Data entries:
-----
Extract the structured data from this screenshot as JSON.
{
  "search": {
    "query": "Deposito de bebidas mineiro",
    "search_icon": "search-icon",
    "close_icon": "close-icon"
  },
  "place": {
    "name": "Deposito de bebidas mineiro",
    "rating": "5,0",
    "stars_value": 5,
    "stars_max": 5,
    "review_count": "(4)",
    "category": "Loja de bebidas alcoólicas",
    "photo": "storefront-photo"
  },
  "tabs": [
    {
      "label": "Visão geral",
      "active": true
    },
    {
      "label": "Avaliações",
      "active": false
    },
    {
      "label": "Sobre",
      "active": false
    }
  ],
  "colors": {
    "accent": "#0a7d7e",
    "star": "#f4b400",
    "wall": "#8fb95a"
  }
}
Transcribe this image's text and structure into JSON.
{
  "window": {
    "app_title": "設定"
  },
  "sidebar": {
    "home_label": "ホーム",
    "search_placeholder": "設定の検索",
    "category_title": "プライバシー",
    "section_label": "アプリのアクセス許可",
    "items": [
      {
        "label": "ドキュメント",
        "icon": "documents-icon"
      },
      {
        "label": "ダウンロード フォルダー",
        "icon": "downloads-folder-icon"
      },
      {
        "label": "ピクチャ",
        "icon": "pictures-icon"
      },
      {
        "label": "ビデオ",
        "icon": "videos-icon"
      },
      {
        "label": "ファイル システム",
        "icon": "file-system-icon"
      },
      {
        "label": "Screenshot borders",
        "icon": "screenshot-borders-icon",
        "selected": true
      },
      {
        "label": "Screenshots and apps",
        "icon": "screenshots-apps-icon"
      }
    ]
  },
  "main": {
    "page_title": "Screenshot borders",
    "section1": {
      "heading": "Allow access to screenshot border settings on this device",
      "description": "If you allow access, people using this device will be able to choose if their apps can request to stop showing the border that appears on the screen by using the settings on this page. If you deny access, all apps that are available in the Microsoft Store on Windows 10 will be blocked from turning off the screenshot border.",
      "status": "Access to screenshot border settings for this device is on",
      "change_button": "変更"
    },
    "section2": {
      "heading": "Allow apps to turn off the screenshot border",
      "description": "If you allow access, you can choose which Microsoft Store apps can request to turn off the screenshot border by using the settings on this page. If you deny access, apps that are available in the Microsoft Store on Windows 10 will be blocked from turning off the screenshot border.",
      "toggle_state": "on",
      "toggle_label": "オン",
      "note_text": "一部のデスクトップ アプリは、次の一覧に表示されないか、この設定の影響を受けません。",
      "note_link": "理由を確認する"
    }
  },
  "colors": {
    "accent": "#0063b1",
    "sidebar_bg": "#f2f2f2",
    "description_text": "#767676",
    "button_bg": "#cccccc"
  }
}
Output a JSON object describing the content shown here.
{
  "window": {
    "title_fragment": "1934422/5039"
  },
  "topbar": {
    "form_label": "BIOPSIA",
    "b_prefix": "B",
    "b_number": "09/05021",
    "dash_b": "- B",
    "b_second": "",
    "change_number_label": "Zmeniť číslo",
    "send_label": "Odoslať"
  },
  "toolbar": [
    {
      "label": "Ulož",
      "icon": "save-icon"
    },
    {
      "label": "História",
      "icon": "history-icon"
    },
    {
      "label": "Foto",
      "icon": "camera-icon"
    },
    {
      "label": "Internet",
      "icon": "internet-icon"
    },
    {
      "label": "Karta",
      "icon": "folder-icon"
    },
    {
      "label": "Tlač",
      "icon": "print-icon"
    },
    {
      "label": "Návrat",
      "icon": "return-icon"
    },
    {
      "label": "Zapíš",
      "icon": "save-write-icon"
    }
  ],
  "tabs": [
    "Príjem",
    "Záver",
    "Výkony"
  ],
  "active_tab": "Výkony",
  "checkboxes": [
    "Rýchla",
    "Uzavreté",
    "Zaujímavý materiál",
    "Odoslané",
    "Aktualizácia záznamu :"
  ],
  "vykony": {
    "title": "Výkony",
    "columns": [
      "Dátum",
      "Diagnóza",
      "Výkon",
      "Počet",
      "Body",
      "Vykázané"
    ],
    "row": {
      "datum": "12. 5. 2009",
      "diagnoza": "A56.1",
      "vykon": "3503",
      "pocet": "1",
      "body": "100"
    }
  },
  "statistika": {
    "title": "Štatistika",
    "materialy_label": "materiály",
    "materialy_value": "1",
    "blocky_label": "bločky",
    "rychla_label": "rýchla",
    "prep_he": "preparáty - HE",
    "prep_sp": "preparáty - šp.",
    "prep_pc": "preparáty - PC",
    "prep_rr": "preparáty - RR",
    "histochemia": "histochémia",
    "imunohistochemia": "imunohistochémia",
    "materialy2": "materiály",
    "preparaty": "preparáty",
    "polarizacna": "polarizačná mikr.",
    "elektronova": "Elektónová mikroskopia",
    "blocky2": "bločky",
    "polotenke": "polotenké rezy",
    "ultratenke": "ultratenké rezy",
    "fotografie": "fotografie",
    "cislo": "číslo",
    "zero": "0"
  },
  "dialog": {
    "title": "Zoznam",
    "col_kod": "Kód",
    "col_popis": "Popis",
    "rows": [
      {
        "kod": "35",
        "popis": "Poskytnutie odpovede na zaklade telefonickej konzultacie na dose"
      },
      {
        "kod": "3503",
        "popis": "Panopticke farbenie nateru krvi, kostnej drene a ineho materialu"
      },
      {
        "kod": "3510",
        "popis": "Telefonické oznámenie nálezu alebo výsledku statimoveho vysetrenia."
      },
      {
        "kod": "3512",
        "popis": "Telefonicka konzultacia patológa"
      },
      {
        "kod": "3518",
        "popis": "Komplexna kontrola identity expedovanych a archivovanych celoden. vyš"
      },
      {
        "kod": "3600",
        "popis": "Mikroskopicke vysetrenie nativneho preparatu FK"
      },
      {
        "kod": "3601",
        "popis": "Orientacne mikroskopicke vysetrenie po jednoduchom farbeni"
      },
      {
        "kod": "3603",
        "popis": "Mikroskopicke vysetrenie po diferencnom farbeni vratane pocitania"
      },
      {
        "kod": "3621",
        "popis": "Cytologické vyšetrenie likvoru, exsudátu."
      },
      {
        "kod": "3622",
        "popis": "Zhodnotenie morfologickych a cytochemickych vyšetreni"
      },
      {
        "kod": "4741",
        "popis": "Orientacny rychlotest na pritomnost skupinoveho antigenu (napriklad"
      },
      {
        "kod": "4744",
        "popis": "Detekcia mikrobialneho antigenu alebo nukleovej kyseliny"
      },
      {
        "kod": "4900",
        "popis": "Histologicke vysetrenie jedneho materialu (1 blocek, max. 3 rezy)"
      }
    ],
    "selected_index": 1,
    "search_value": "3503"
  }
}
-----
Pull out each record as written and restate it exactly.

§ **Answer to this problem**:
Extract the structured data from this screenshot as JSON.
{
  "search": {
    "query": "Deposito de bebidas mineiro",
    "search_icon": "search-icon",
    "close_icon": "close-icon"
  },
  "place": {
    "name": "Deposito de bebidas mineiro",
    "rating": "5,0",
    "stars_value": 5,
    "stars_max": 5,
    "review_count": "(4)",
    "category": "Loja de bebidas alcoólicas",
    "photo": "storefront-photo"
  },
  "tabs": [
    {
      "label": "Visão geral",
      "active": true
    },
    {
      "label": "Avaliações",
      "active": false
    },
    {
      "label": "Sobre",
      "active": false
    }
  ],
  "colors": {
    "accent": "#0a7d7e",
    "star": "#f4b400",
    "wall": "#8fb95a"
  }
}
Transcribe this image's text and structure into JSON.
{
  "window": {
    "app_title": "設定"
  },
  "sidebar": {
    "home_label": "ホーム",
    "search_placeholder": "設定の検索",
    "category_title": "プライバシー",
    "section_label": "アプリのアクセス許可",
    "items": [
      {
        "label": "ドキュメント",
        "icon": "documents-icon"
      },
      {
        "label": "ダウンロード フォルダー",
        "icon": "downloads-folder-icon"
      },
      {
        "label": "ピクチャ",
        "icon": "pictures-icon"
      },
      {
        "label": "ビデオ",
        "icon": "videos-icon"
      },
      {
        "label": "ファイル システム",
        "icon": "file-system-icon"
      },
      {
        "label": "Screenshot borders",
        "icon": "screenshot-borders-icon",
        "selected": true
      },
      {
        "label": "Screenshots and apps",
        "icon": "screenshots-apps-icon"
      }
    ]
  },
  "main": {
    "page_title": "Screenshot borders",
    "section1": {
      "heading": "Allow access to screenshot border settings on this device",
      "description": "If you allow access, people using this device will be able to choose if their apps can request to stop showing the border that appears on the screen by using the settings on this page. If you deny access, all apps that are available in the Microsoft Store on Windows 10 will be blocked from turning off the screenshot border.",
      "status": "Access to screenshot border settings for this device is on",
      "change_button": "変更"
    },
    "section2": {
      "heading": "Allow apps to turn off the screenshot border",
      "description": "If you allow access, you can choose which Microsoft Store apps can request to turn off the screenshot border by using the settings on this page. If you deny access, apps that are available in the Microsoft Store on Windows 10 will be blocked from turning off the screenshot border.",
      "toggle_state": "on",
      "toggle_label": "オン",
      "note_text": "一部のデスクトップ アプリは、次の一覧に表示されないか、この設定の影響を受けません。",
      "note_link": "理由を確認する"
    }
  },
  "colors": {
    "accent": "#0063b1",
    "sidebar_bg": "#f2f2f2",
    "description_text": "#767676",
    "button_bg": "#cccccc"
  }
}
Output a JSON object describing the content shown here.
{
  "window": {
    "title_fragment": "1934422/5039"
  },
  "topbar": {
    "form_label": "BIOPSIA",
    "b_prefix": "B",
    "b_number": "09/05021",
    "dash_b": "- B",
    "b_second": "",
    "change_number_label": "Zmeniť číslo",
    "send_label": "Odoslať"
  },
  "toolbar": [
    {
      "label": "Ulož",
      "icon": "save-icon"
    },
    {
      "label": "História",
      "icon": "history-icon"
    },
    {
      "label": "Foto",
      "icon": "camera-icon"
    },
    {
      "label": "Internet",
      "icon": "internet-icon"
    },
    {
      "label": "Karta",
      "icon": "folder-icon"
    },
    {
      "label": "Tlač",
      "icon": "print-icon"
    },
    {
      "label": "Návrat",
      "icon": "return-icon"
    },
    {
      "label": "Zapíš",
      "icon": "save-write-icon"
    }
  ],
  "tabs": [
    "Príjem",
    "Záver",
    "Výkony"
  ],
  "active_tab": "Výkony",
  "checkboxes": [
    "Rýchla",
    "Uzavreté",
    "Zaujímavý materiál",
    "Odoslané",
    "Aktualizácia záznamu :"
  ],
  "vykony": {
    "title": "Výkony",
    "columns": [
      "Dátum",
      "Diagnóza",
      "Výkon",
      "Počet",
      "Body",
      "Vykázané"
    ],
    "row": {
      "datum": "12. 5. 2009",
      "diagnoza": "A56.1",
      "vykon": "3503",
      "pocet": "1",
      "body": "100"
    }
  },
  "statistika": {
    "title": "Štatistika",
    "materialy_label": "materiály",
    "materialy_value": "1",
    "blocky_label": "bločky",
    "rychla_label": "rýchla",
    "prep_he": "preparáty - HE",
    "prep_sp": "preparáty - šp.",
    "prep_pc": "preparáty - PC",
    "prep_rr": "preparáty - RR",
    "histochemia": "histochémia",
    "imunohistochemia": "imunohistochémia",
    "materialy2": "materiály",
    "preparaty": "preparáty",
    "polarizacna": "polarizačná mikr.",
    "elektronova": "Elektónová mikroskopia",
    "blocky2": "bločky",
    "polotenke": "polotenké rezy",
    "ultratenke": "ultratenké rezy",
    "fotografie": "fotografie",
    "cislo": "číslo",
    "zero": "0"
  },
  "dialog": {
    "title": "Zoznam",
    "col_kod": "Kód",
    "col_popis": "Popis",
    "rows": [
      {
        "kod": "35",
        "popis": "Poskytnutie odpovede na zaklade telefonickej konzultacie na dose"
      },
      {
        "kod": "3503",
        "popis": "Panopticke farbenie nateru krvi, kostnej drene a ineho materialu"
      },
      {
        "kod": "3510",
        "popis": "Telefonické oznámenie nálezu alebo výsledku statimoveho vysetrenia."
      },
      {
        "kod": "3512",
        "popis": "Telefonicka konzultacia patológa"
      },
      {
        "kod": "3518",
        "popis": "Komplexna kontrola identity expedovanych a archivovanych celoden. vyš"
      },
      {
        "kod": "3600",
        "popis": "Mikroskopicke vysetrenie nativneho preparatu FK"
      },
      {
        "kod": "3601",
        "popis": "Orientacne mikroskopicke vysetrenie po jednoduchom farbeni"
      },
      {
        "kod": "3603",
        "popis": "Mikroskopicke vysetrenie po diferencnom farbeni vratane pocitania"
      },
      {
        "kod": "3621",
        "popis": "Cytologické vyšetrenie likvoru, exsudátu."
      },
      {
        "kod": "3622",
        "popis": "Zhodnotenie morfologickych a cytochemickych vyšetreni"
      },
      {
        "kod": "4741",
        "popis": "Orientacny rychlotest na pritomnost skupinoveho antigenu (napriklad"
      },
      {
        "kod": "4744",
        "popis": "Detekcia mikrobialneho antigenu alebo nukleovej kyseliny"
      },
      {
        "kod": "4900",
        "popis": "Histologicke vysetrenie jedneho materialu (1 blocek, max. 3 rezy)"
      }
    ],
    "selected_index": 1,
    "search_value": "3503"
  }
}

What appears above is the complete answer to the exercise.